Start of DATASET CONTENT

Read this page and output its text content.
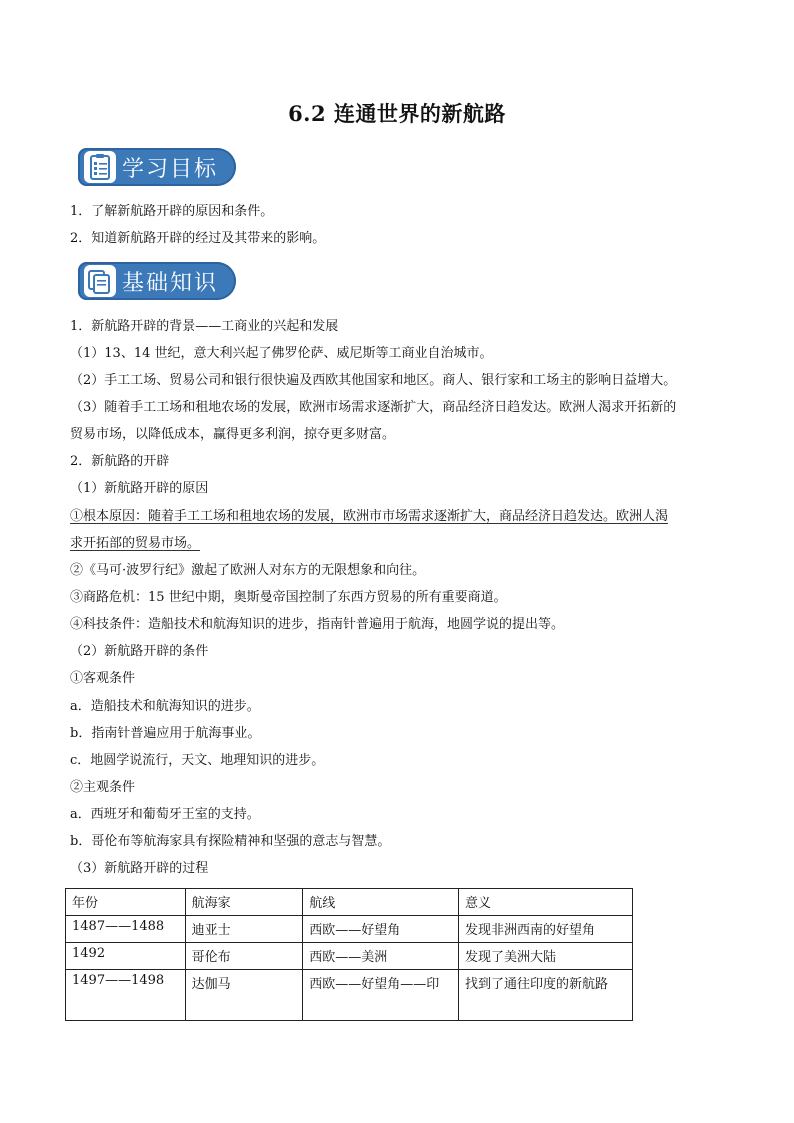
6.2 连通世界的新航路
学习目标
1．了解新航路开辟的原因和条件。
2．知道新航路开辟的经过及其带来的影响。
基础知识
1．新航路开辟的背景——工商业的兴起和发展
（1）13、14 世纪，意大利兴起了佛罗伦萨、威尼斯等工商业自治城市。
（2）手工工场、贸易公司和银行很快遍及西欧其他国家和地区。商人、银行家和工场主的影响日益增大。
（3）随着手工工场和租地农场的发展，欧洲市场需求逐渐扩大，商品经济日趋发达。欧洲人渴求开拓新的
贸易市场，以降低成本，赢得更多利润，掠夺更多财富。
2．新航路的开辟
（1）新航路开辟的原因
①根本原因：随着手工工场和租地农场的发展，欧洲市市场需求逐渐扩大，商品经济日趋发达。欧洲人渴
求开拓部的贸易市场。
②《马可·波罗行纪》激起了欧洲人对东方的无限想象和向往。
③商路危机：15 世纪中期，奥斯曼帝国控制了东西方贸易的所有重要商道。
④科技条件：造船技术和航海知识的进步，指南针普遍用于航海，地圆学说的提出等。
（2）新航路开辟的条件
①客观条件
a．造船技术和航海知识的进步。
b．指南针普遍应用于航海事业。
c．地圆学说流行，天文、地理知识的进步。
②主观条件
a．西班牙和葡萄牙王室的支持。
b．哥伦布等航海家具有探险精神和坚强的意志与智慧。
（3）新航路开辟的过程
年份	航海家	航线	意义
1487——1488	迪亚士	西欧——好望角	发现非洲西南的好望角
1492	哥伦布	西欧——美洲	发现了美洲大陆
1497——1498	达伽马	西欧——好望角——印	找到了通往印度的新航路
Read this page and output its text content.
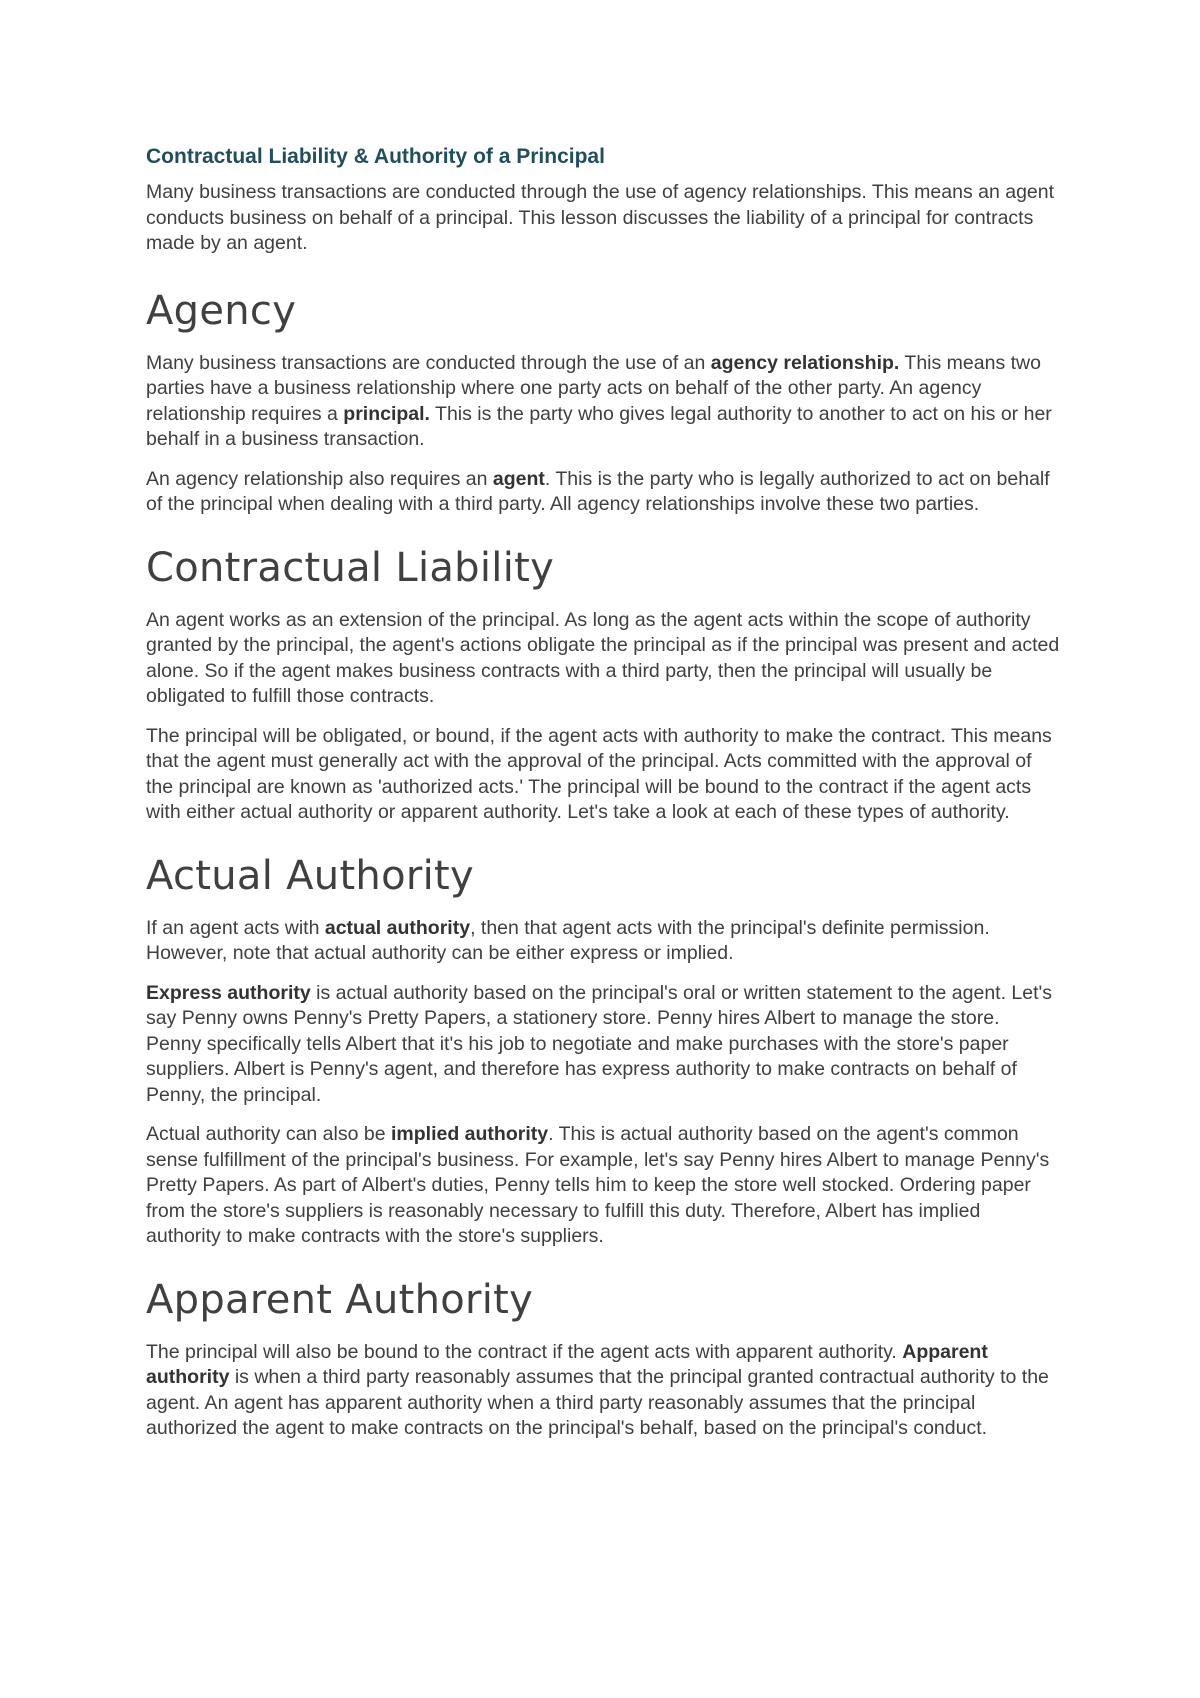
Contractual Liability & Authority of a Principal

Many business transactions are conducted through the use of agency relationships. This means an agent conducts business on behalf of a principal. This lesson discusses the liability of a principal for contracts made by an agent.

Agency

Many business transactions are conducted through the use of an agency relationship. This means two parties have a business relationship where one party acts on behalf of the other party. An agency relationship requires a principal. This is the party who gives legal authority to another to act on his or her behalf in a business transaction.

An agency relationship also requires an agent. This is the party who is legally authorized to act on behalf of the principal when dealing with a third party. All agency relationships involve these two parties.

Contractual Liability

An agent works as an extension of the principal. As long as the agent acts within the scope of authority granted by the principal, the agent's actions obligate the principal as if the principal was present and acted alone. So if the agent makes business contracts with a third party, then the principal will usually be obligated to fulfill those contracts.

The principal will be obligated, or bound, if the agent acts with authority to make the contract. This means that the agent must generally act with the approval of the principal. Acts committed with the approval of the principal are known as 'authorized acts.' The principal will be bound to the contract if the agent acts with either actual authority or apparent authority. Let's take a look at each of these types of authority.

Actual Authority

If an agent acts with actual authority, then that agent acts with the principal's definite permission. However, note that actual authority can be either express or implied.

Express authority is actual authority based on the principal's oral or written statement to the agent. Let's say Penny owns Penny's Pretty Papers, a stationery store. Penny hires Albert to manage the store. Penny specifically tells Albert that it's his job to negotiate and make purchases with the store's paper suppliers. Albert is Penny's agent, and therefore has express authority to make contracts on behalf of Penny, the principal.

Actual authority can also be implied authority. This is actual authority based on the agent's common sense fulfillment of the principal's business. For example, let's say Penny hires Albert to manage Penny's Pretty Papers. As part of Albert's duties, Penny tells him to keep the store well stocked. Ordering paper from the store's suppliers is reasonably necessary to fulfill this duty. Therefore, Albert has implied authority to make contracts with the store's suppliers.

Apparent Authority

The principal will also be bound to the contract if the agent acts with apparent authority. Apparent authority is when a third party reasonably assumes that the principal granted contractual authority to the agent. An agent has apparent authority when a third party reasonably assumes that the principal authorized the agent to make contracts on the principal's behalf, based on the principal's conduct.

End of DATASET CONTENT
Start of DATASET CONTENT

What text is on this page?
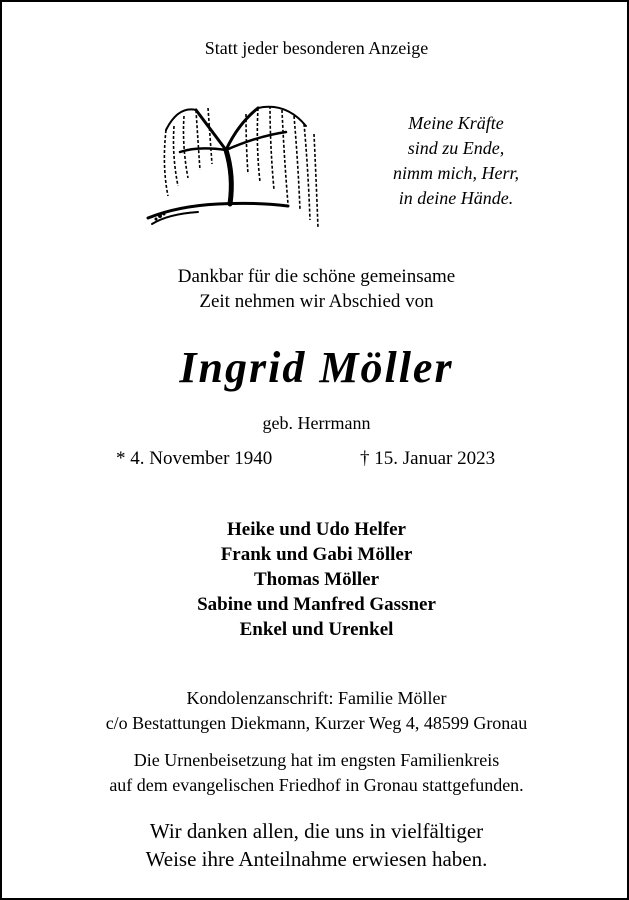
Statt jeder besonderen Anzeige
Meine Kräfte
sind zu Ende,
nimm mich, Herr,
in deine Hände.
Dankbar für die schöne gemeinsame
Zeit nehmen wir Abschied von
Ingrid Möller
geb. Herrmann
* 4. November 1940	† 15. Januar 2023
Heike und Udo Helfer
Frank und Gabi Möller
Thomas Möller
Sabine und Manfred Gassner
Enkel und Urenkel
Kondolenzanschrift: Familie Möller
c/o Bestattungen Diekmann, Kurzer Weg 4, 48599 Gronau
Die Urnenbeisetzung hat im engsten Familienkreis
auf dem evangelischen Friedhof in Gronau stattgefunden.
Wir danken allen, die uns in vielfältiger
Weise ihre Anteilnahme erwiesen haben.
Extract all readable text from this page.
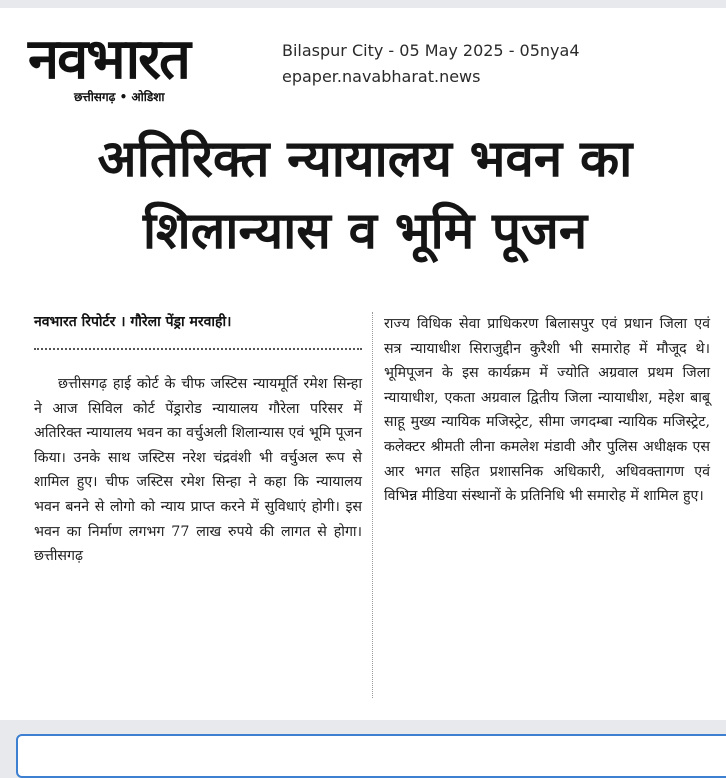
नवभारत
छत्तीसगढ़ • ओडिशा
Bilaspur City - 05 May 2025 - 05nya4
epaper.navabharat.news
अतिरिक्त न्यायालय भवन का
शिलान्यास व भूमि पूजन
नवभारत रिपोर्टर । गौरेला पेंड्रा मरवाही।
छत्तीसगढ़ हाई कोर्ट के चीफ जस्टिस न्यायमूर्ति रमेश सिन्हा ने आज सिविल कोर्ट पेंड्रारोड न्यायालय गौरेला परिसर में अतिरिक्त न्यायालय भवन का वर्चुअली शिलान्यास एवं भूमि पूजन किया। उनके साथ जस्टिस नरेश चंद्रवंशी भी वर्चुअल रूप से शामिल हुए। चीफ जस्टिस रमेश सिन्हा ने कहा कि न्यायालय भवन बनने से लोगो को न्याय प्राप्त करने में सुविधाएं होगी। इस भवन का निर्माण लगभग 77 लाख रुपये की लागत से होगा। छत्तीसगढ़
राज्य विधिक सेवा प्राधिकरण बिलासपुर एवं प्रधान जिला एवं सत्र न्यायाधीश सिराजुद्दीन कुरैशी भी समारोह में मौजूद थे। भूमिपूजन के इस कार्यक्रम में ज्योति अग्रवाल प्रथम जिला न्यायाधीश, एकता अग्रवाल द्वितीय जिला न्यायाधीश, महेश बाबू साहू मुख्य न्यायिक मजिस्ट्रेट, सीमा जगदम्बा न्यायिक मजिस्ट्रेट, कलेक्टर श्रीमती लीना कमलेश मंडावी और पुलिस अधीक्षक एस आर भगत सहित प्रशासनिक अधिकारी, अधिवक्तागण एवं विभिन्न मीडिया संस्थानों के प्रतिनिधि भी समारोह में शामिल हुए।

End of DATASET CONTENT

*AIM*:
Look through the entries above for the word "store". Copy every line where it shows up.

*FINISHED TASK*:
Express authority is actual authority based on the principal's oral or written statement to the agent. Let's say Penny owns Penny's Pretty Papers, a stationery store. Penny hires Albert to manage the store. Penny specifically tells Albert that it's his job to negotiate and make purchases with the store's paper suppliers. Albert is Penny's agent, and therefore has express authority to make contracts on behalf of Penny, the principal.
Actual authority can also be implied authority. This is actual authority based on the agent's common sense fulfillment of the principal's business. For example, let's say Penny hires Albert to manage Penny's Pretty Papers. As part of Albert's duties, Penny tells him to keep the store well stocked. Ordering paper from the store's suppliers is reasonably necessary to fulfill this duty. Therefore, Albert has implied authority to make contracts with the store's suppliers.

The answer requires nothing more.